Dataset content:
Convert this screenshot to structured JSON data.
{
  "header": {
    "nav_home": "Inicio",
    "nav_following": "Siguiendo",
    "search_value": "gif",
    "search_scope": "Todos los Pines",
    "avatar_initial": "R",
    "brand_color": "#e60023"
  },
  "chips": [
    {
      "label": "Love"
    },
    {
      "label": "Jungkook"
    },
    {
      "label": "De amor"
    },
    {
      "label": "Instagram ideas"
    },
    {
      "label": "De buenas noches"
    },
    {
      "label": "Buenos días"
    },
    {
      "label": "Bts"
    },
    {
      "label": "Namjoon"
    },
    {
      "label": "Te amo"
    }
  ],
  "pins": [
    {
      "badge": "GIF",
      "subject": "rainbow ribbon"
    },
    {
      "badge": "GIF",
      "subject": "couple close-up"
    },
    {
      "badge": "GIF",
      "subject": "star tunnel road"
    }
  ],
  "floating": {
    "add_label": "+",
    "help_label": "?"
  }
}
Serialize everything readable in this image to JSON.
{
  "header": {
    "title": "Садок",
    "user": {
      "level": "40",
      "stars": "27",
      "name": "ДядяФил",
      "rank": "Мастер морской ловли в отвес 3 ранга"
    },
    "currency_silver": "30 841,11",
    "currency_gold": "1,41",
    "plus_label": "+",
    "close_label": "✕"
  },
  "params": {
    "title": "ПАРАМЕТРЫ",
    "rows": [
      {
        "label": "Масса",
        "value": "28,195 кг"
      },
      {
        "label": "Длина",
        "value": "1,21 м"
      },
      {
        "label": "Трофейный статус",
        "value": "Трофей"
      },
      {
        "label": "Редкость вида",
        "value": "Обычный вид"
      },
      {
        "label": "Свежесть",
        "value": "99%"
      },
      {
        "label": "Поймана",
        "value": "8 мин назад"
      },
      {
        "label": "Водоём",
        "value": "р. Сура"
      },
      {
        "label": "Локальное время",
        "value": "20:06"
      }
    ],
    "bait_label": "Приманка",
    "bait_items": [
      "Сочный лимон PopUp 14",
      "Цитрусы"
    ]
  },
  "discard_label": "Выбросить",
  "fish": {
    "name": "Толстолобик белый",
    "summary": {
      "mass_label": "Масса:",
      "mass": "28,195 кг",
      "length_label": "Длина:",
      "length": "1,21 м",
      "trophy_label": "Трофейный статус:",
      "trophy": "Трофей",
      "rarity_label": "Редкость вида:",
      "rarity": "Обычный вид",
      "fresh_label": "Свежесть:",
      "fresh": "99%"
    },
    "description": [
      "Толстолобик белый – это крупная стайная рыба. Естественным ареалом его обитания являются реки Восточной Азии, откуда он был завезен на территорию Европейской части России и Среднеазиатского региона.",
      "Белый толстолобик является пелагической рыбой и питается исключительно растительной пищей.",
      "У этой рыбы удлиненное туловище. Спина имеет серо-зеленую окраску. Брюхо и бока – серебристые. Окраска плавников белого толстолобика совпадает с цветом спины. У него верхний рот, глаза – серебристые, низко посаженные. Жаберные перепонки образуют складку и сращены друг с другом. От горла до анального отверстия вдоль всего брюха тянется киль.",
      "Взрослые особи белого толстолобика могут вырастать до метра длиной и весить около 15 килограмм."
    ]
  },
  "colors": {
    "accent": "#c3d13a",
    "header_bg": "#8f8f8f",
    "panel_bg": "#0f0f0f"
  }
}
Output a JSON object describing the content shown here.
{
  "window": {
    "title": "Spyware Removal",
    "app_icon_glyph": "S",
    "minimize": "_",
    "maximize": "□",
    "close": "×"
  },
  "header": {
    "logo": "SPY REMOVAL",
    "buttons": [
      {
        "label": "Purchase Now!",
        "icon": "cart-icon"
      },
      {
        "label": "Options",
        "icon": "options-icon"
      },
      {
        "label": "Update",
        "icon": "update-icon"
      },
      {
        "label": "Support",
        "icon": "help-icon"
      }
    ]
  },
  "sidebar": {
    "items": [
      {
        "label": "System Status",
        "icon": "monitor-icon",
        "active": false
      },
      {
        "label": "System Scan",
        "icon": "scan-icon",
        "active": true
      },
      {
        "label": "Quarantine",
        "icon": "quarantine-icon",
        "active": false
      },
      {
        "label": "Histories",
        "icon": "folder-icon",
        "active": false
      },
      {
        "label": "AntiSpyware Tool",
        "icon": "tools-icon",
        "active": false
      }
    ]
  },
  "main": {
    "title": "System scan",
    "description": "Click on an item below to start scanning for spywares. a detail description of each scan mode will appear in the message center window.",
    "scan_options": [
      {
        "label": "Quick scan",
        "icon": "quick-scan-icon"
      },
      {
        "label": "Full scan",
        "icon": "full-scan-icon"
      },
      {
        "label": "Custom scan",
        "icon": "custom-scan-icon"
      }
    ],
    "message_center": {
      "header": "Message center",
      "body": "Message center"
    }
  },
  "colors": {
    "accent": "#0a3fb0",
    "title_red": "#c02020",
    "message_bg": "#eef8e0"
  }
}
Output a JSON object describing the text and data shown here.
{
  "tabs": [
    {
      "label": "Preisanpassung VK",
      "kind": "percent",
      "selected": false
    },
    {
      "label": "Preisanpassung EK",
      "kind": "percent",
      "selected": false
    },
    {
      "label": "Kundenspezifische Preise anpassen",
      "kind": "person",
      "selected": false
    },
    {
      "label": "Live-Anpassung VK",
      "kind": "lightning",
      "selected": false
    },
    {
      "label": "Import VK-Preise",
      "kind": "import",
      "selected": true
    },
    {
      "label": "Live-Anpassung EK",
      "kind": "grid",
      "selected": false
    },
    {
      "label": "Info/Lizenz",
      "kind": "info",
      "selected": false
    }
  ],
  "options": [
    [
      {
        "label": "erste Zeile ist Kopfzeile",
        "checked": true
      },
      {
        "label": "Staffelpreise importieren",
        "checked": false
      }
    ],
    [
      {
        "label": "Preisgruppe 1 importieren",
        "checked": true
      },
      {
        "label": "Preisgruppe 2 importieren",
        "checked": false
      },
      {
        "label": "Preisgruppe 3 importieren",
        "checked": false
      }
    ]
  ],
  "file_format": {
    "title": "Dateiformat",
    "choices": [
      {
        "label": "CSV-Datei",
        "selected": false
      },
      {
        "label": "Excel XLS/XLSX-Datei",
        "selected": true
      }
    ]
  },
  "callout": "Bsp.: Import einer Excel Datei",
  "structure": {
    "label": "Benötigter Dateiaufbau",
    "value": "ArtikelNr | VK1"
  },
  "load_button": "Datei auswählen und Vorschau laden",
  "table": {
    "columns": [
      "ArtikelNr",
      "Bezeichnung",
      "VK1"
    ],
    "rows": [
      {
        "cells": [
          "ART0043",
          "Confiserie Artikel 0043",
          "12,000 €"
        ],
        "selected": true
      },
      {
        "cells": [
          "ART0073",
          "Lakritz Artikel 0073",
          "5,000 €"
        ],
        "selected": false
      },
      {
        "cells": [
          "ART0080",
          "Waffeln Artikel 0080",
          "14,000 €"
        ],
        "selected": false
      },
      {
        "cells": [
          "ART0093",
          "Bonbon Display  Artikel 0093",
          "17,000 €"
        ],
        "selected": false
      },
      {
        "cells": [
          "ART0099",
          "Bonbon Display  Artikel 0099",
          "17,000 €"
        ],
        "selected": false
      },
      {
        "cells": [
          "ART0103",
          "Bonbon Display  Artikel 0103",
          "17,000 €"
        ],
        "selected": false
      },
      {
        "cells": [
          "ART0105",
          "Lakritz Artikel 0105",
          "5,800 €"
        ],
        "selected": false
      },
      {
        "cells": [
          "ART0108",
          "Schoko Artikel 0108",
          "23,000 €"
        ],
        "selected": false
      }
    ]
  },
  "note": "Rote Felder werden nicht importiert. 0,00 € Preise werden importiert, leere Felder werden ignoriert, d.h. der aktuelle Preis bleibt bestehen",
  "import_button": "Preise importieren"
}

Short problem: Write every line of the material above again, exactly.

The result:
Convert this screenshot to structured JSON data.
{
  "header": {
    "nav_home": "Inicio",
    "nav_following": "Siguiendo",
    "search_value": "gif",
    "search_scope": "Todos los Pines",
    "avatar_initial": "R",
    "brand_color": "#e60023"
  },
  "chips": [
    {
      "label": "Love"
    },
    {
      "label": "Jungkook"
    },
    {
      "label": "De amor"
    },
    {
      "label": "Instagram ideas"
    },
    {
      "label": "De buenas noches"
    },
    {
      "label": "Buenos días"
    },
    {
      "label": "Bts"
    },
    {
      "label": "Namjoon"
    },
    {
      "label": "Te amo"
    }
  ],
  "pins": [
    {
      "badge": "GIF",
      "subject": "rainbow ribbon"
    },
    {
      "badge": "GIF",
      "subject": "couple close-up"
    },
    {
      "badge": "GIF",
      "subject": "star tunnel road"
    }
  ],
  "floating": {
    "add_label": "+",
    "help_label": "?"
  }
}
Serialize everything readable in this image to JSON.
{
  "header": {
    "title": "Садок",
    "user": {
      "level": "40",
      "stars": "27",
      "name": "ДядяФил",
      "rank": "Мастер морской ловли в отвес 3 ранга"
    },
    "currency_silver": "30 841,11",
    "currency_gold": "1,41",
    "plus_label": "+",
    "close_label": "✕"
  },
  "params": {
    "title": "ПАРАМЕТРЫ",
    "rows": [
      {
        "label": "Масса",
        "value": "28,195 кг"
      },
      {
        "label": "Длина",
        "value": "1,21 м"
      },
      {
        "label": "Трофейный статус",
        "value": "Трофей"
      },
      {
        "label": "Редкость вида",
        "value": "Обычный вид"
      },
      {
        "label": "Свежесть",
        "value": "99%"
      },
      {
        "label": "Поймана",
        "value": "8 мин назад"
      },
      {
        "label": "Водоём",
        "value": "р. Сура"
      },
      {
        "label": "Локальное время",
        "value": "20:06"
      }
    ],
    "bait_label": "Приманка",
    "bait_items": [
      "Сочный лимон PopUp 14",
      "Цитрусы"
    ]
  },
  "discard_label": "Выбросить",
  "fish": {
    "name": "Толстолобик белый",
    "summary": {
      "mass_label": "Масса:",
      "mass": "28,195 кг",
      "length_label": "Длина:",
      "length": "1,21 м",
      "trophy_label": "Трофейный статус:",
      "trophy": "Трофей",
      "rarity_label": "Редкость вида:",
      "rarity": "Обычный вид",
      "fresh_label": "Свежесть:",
      "fresh": "99%"
    },
    "description": [
      "Толстолобик белый – это крупная стайная рыба. Естественным ареалом его обитания являются реки Восточной Азии, откуда он был завезен на территорию Европейской части России и Среднеазиатского региона.",
      "Белый толстолобик является пелагической рыбой и питается исключительно растительной пищей.",
      "У этой рыбы удлиненное туловище. Спина имеет серо-зеленую окраску. Брюхо и бока – серебристые. Окраска плавников белого толстолобика совпадает с цветом спины. У него верхний рот, глаза – серебристые, низко посаженные. Жаберные перепонки образуют складку и сращены друг с другом. От горла до анального отверстия вдоль всего брюха тянется киль.",
      "Взрослые особи белого толстолобика могут вырастать до метра длиной и весить около 15 килограмм."
    ]
  },
  "colors": {
    "accent": "#c3d13a",
    "header_bg": "#8f8f8f",
    "panel_bg": "#0f0f0f"
  }
}
Output a JSON object describing the content shown here.
{
  "window": {
    "title": "Spyware Removal",
    "app_icon_glyph": "S",
    "minimize": "_",
    "maximize": "□",
    "close": "×"
  },
  "header": {
    "logo": "SPY REMOVAL",
    "buttons": [
      {
        "label": "Purchase Now!",
        "icon": "cart-icon"
      },
      {
        "label": "Options",
        "icon": "options-icon"
      },
      {
        "label": "Update",
        "icon": "update-icon"
      },
      {
        "label": "Support",
        "icon": "help-icon"
      }
    ]
  },
  "sidebar": {
    "items": [
      {
        "label": "System Status",
        "icon": "monitor-icon",
        "active": false
      },
      {
        "label": "System Scan",
        "icon": "scan-icon",
        "active": true
      },
      {
        "label": "Quarantine",
        "icon": "quarantine-icon",
        "active": false
      },
      {
        "label": "Histories",
        "icon": "folder-icon",
        "active": false
      },
      {
        "label": "AntiSpyware Tool",
        "icon": "tools-icon",
        "active": false
      }
    ]
  },
  "main": {
    "title": "System scan",
    "description": "Click on an item below to start scanning for spywares. a detail description of each scan mode will appear in the message center window.",
    "scan_options": [
      {
        "label": "Quick scan",
        "icon": "quick-scan-icon"
      },
      {
        "label": "Full scan",
        "icon": "full-scan-icon"
      },
      {
        "label": "Custom scan",
        "icon": "custom-scan-icon"
      }
    ],
    "message_center": {
      "header": "Message center",
      "body": "Message center"
    }
  },
  "colors": {
    "accent": "#0a3fb0",
    "title_red": "#c02020",
    "message_bg": "#eef8e0"
  }
}
Output a JSON object describing the text and data shown here.
{
  "tabs": [
    {
      "label": "Preisanpassung VK",
      "kind": "percent",
      "selected": false
    },
    {
      "label": "Preisanpassung EK",
      "kind": "percent",
      "selected": false
    },
    {
      "label": "Kundenspezifische Preise anpassen",
      "kind": "person",
      "selected": false
    },
    {
      "label": "Live-Anpassung VK",
      "kind": "lightning",
      "selected": false
    },
    {
      "label": "Import VK-Preise",
      "kind": "import",
      "selected": true
    },
    {
      "label": "Live-Anpassung EK",
      "kind": "grid",
      "selected": false
    },
    {
      "label": "Info/Lizenz",
      "kind": "info",
      "selected": false
    }
  ],
  "options": [
    [
      {
        "label": "erste Zeile ist Kopfzeile",
        "checked": true
      },
      {
        "label": "Staffelpreise importieren",
        "checked": false
      }
    ],
    [
      {
        "label": "Preisgruppe 1 importieren",
        "checked": true
      },
      {
        "label": "Preisgruppe 2 importieren",
        "checked": false
      },
      {
        "label": "Preisgruppe 3 importieren",
        "checked": false
      }
    ]
  ],
  "file_format": {
    "title": "Dateiformat",
    "choices": [
      {
        "label": "CSV-Datei",
        "selected": false
      },
      {
        "label": "Excel XLS/XLSX-Datei",
        "selected": true
      }
    ]
  },
  "callout": "Bsp.: Import einer Excel Datei",
  "structure": {
    "label": "Benötigter Dateiaufbau",
    "value": "ArtikelNr | VK1"
  },
  "load_button": "Datei auswählen und Vorschau laden",
  "table": {
    "columns": [
      "ArtikelNr",
      "Bezeichnung",
      "VK1"
    ],
    "rows": [
      {
        "cells": [
          "ART0043",
          "Confiserie Artikel 0043",
          "12,000 €"
        ],
        "selected": true
      },
      {
        "cells": [
          "ART0073",
          "Lakritz Artikel 0073",
          "5,000 €"
        ],
        "selected": false
      },
      {
        "cells": [
          "ART0080",
          "Waffeln Artikel 0080",
          "14,000 €"
        ],
        "selected": false
      },
      {
        "cells": [
          "ART0093",
          "Bonbon Display  Artikel 0093",
          "17,000 €"
        ],
        "selected": false
      },
      {
        "cells": [
          "ART0099",
          "Bonbon Display  Artikel 0099",
          "17,000 €"
        ],
        "selected": false
      },
      {
        "cells": [
          "ART0103",
          "Bonbon Display  Artikel 0103",
          "17,000 €"
        ],
        "selected": false
      },
      {
        "cells": [
          "ART0105",
          "Lakritz Artikel 0105",
          "5,800 €"
        ],
        "selected": false
      },
      {
        "cells": [
          "ART0108",
          "Schoko Artikel 0108",
          "23,000 €"
        ],
        "selected": false
      }
    ]
  },
  "note": "Rote Felder werden nicht importiert. 0,00 € Preise werden importiert, leere Felder werden ignoriert, d.h. der aktuelle Preis bleibt bestehen",
  "import_button": "Preise importieren"
}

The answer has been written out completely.